--- BEGIN Dataset excerpts ---

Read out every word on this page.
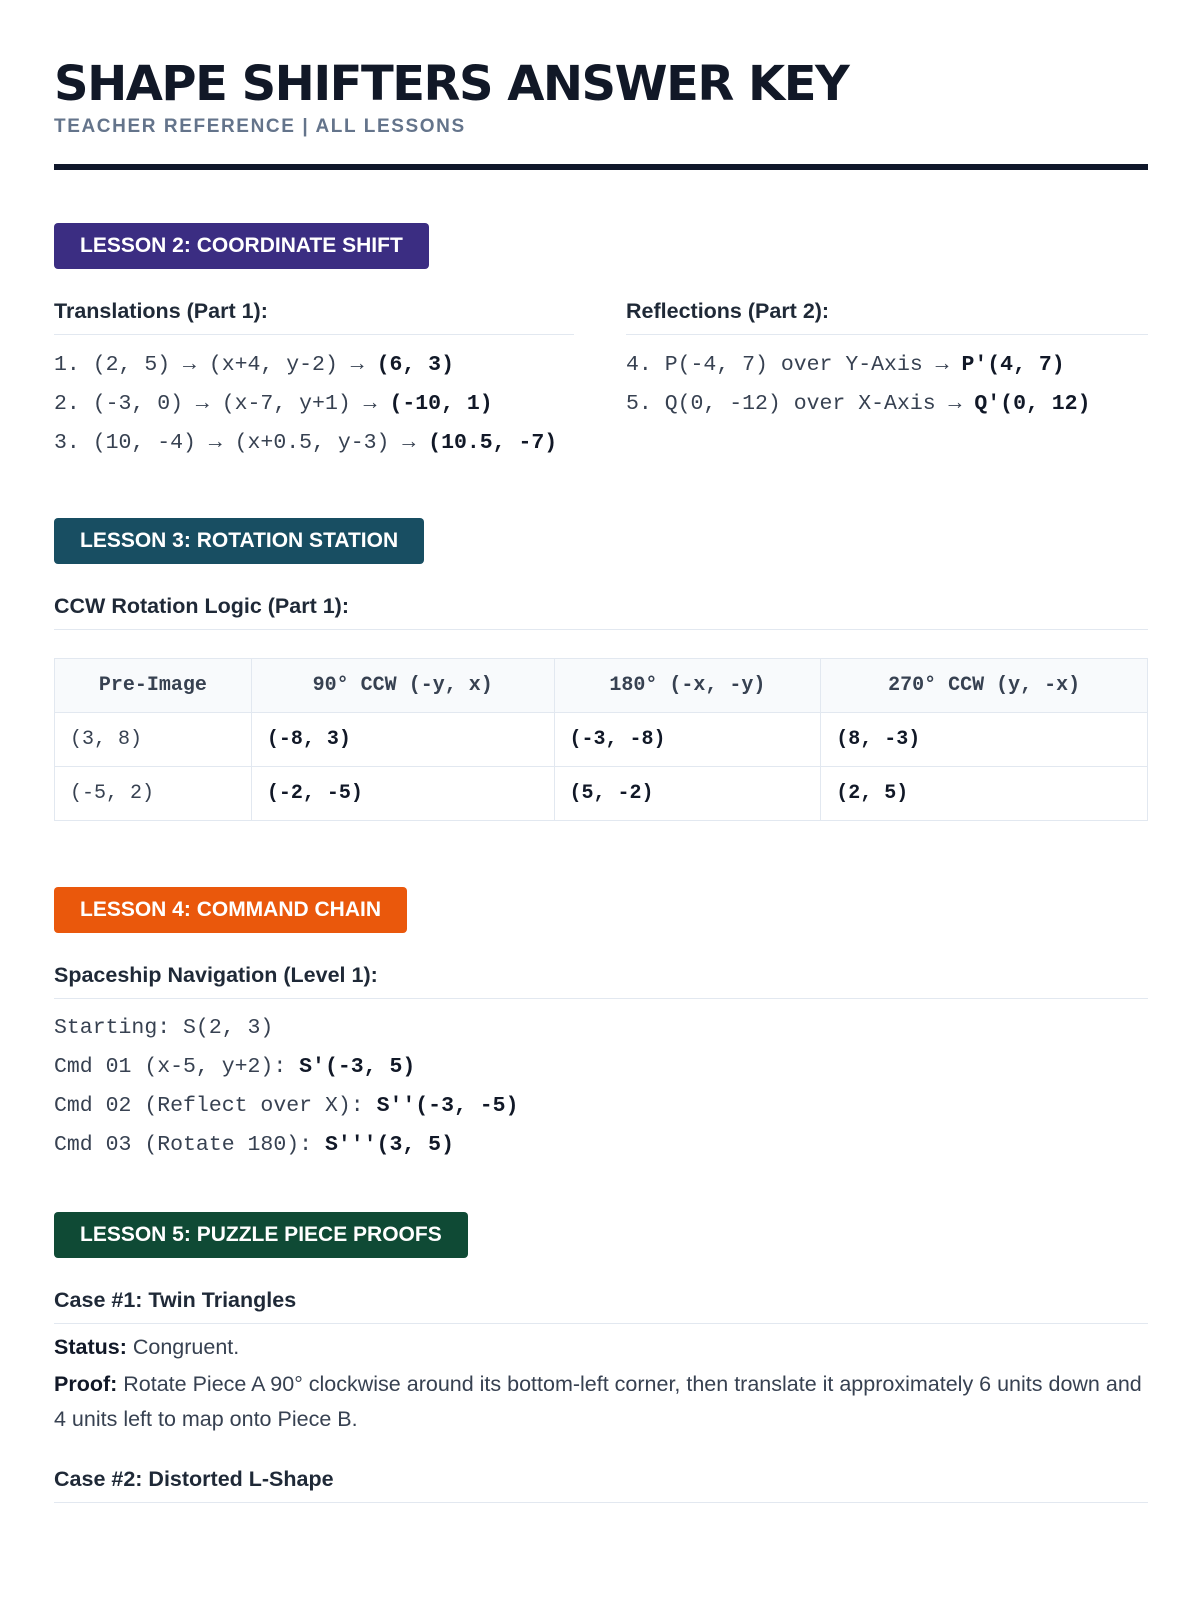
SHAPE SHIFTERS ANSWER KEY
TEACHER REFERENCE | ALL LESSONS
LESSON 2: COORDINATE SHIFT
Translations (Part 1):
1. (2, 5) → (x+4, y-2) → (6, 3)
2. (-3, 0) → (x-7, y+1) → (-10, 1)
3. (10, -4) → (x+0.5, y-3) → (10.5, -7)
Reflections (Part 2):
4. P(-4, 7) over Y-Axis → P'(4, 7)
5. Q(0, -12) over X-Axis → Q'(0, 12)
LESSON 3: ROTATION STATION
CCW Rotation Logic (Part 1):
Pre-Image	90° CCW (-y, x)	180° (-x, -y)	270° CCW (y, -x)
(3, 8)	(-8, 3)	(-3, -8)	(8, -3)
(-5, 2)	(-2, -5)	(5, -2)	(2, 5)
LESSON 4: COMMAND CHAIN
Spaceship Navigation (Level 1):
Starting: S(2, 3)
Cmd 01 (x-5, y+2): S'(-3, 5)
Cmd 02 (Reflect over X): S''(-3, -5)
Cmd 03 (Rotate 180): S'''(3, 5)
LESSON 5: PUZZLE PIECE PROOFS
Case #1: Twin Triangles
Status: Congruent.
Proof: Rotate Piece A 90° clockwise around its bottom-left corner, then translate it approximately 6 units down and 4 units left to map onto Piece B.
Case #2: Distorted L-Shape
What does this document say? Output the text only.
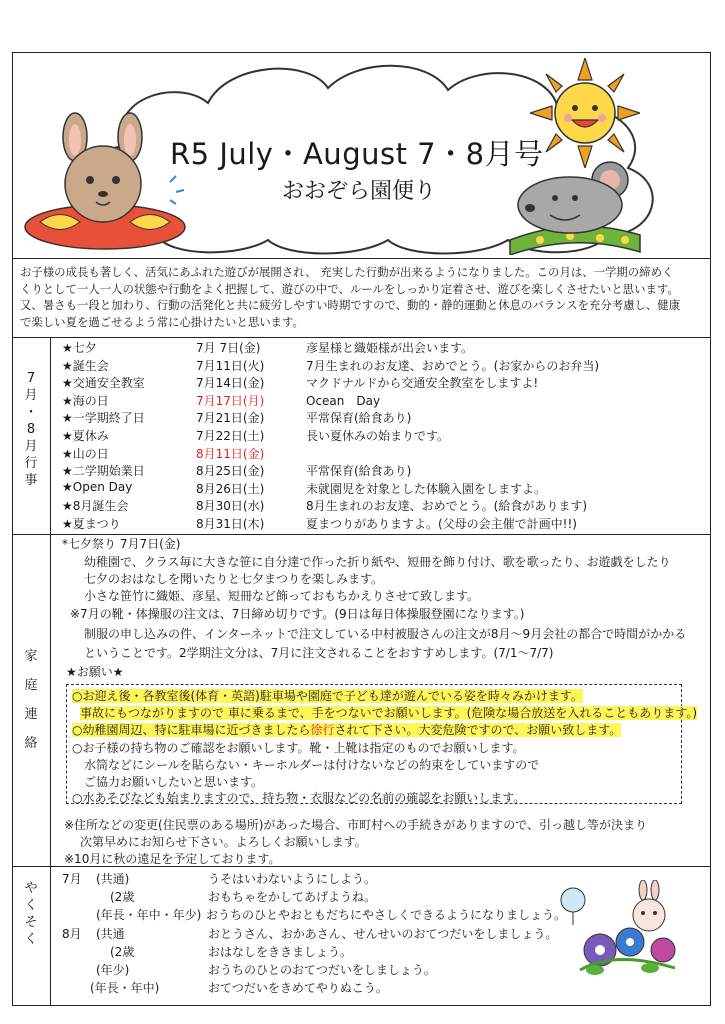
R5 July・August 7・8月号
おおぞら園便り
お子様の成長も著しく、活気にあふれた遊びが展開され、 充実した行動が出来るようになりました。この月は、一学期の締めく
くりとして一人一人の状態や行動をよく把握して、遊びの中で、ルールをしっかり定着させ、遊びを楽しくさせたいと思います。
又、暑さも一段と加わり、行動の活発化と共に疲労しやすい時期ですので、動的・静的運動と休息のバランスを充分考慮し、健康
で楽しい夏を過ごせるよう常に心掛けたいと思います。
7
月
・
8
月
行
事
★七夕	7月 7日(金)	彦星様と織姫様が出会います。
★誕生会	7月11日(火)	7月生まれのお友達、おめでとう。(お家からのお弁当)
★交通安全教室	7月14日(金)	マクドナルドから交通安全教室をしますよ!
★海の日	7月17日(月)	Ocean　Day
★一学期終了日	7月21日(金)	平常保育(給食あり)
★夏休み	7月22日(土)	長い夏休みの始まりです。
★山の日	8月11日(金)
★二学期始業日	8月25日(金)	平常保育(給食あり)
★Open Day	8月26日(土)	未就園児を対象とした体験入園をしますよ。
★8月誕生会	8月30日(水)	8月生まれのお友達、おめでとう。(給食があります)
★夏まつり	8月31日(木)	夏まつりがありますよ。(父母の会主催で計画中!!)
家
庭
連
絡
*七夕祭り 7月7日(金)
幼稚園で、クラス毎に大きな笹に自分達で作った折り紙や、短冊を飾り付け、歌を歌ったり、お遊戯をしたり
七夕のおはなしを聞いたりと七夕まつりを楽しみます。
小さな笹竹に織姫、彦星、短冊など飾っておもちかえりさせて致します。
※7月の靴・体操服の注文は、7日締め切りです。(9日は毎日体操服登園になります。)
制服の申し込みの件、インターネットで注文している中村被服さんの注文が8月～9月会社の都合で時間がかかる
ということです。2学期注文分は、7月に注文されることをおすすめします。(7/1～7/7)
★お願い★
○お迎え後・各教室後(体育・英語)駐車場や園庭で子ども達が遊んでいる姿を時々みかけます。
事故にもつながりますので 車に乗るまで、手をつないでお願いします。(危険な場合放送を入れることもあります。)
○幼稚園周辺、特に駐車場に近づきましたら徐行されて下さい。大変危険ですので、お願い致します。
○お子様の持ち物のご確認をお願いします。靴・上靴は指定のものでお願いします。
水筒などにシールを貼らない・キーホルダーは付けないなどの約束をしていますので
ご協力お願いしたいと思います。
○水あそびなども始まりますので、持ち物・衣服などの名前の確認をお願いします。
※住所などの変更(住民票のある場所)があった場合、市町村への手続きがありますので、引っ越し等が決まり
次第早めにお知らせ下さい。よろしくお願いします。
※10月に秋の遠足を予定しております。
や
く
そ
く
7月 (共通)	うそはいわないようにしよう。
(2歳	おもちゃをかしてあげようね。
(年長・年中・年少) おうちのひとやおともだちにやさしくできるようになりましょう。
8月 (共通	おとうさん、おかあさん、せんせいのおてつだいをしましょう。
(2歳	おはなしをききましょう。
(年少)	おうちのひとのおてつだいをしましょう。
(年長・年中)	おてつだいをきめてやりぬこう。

--- END Dataset excerpts ---

Copy the material exactly. Do not include the pictures.

Read out every word on this page.
SHAPE SHIFTERS ANSWER KEY
TEACHER REFERENCE | ALL LESSONS
LESSON 2: COORDINATE SHIFT
Translations (Part 1):
1. (2, 5) → (x+4, y-2) → (6, 3)
2. (-3, 0) → (x-7, y+1) → (-10, 1)
3. (10, -4) → (x+0.5, y-3) → (10.5, -7)
Reflections (Part 2):
4. P(-4, 7) over Y-Axis → P'(4, 7)
5. Q(0, -12) over X-Axis → Q'(0, 12)
LESSON 3: ROTATION STATION
CCW Rotation Logic (Part 1):
Pre-Image	90° CCW (-y, x)	180° (-x, -y)	270° CCW (y, -x)
(3, 8)	(-8, 3)	(-3, -8)	(8, -3)
(-5, 2)	(-2, -5)	(5, -2)	(2, 5)
LESSON 4: COMMAND CHAIN
Spaceship Navigation (Level 1):
Starting: S(2, 3)
Cmd 01 (x-5, y+2): S'(-3, 5)
Cmd 02 (Reflect over X): S''(-3, -5)
Cmd 03 (Rotate 180): S'''(3, 5)
LESSON 5: PUZZLE PIECE PROOFS
Case #1: Twin Triangles
Status: Congruent.
Proof: Rotate Piece A 90° clockwise around its bottom-left corner, then translate it approximately 6 units down and 4 units left to map onto Piece B.
Case #2: Distorted L-Shape
What does this document say? Output the text only.
R5 July・August 7・8月号
おおぞら園便り
お子様の成長も著しく、活気にあふれた遊びが展開され、 充実した行動が出来るようになりました。この月は、一学期の締めく
くりとして一人一人の状態や行動をよく把握して、遊びの中で、ルールをしっかり定着させ、遊びを楽しくさせたいと思います。
又、暑さも一段と加わり、行動の活発化と共に疲労しやすい時期ですので、動的・静的運動と休息のバランスを充分考慮し、健康
で楽しい夏を過ごせるよう常に心掛けたいと思います。
7
月
・
8
月
行
事
★七夕	7月 7日(金)	彦星様と織姫様が出会います。
★誕生会	7月11日(火)	7月生まれのお友達、おめでとう。(お家からのお弁当)
★交通安全教室	7月14日(金)	マクドナルドから交通安全教室をしますよ!
★海の日	7月17日(月)	Ocean　Day
★一学期終了日	7月21日(金)	平常保育(給食あり)
★夏休み	7月22日(土)	長い夏休みの始まりです。
★山の日	8月11日(金)
★二学期始業日	8月25日(金)	平常保育(給食あり)
★Open Day	8月26日(土)	未就園児を対象とした体験入園をしますよ。
★8月誕生会	8月30日(水)	8月生まれのお友達、おめでとう。(給食があります)
★夏まつり	8月31日(木)	夏まつりがありますよ。(父母の会主催で計画中!!)
家
庭
連
絡
*七夕祭り 7月7日(金)
幼稚園で、クラス毎に大きな笹に自分達で作った折り紙や、短冊を飾り付け、歌を歌ったり、お遊戯をしたり
七夕のおはなしを聞いたりと七夕まつりを楽しみます。
小さな笹竹に織姫、彦星、短冊など飾っておもちかえりさせて致します。
※7月の靴・体操服の注文は、7日締め切りです。(9日は毎日体操服登園になります。)
制服の申し込みの件、インターネットで注文している中村被服さんの注文が8月～9月会社の都合で時間がかかる
ということです。2学期注文分は、7月に注文されることをおすすめします。(7/1～7/7)
★お願い★
○お迎え後・各教室後(体育・英語)駐車場や園庭で子ども達が遊んでいる姿を時々みかけます。
事故にもつながりますので 車に乗るまで、手をつないでお願いします。(危険な場合放送を入れることもあります。)
○幼稚園周辺、特に駐車場に近づきましたら徐行されて下さい。大変危険ですので、お願い致します。
○お子様の持ち物のご確認をお願いします。靴・上靴は指定のものでお願いします。
水筒などにシールを貼らない・キーホルダーは付けないなどの約束をしていますので
ご協力お願いしたいと思います。
○水あそびなども始まりますので、持ち物・衣服などの名前の確認をお願いします。
※住所などの変更(住民票のある場所)があった場合、市町村への手続きがありますので、引っ越し等が決まり
次第早めにお知らせ下さい。よろしくお願いします。
※10月に秋の遠足を予定しております。
や
く
そ
く
7月 (共通)	うそはいわないようにしよう。
(2歳	おもちゃをかしてあげようね。
(年長・年中・年少) おうちのひとやおともだちにやさしくできるようになりましょう。
8月 (共通	おとうさん、おかあさん、せんせいのおてつだいをしましょう。
(2歳	おはなしをききましょう。
(年少)	おうちのひとのおてつだいをしましょう。
(年長・年中)	おてつだいをきめてやりぬこう。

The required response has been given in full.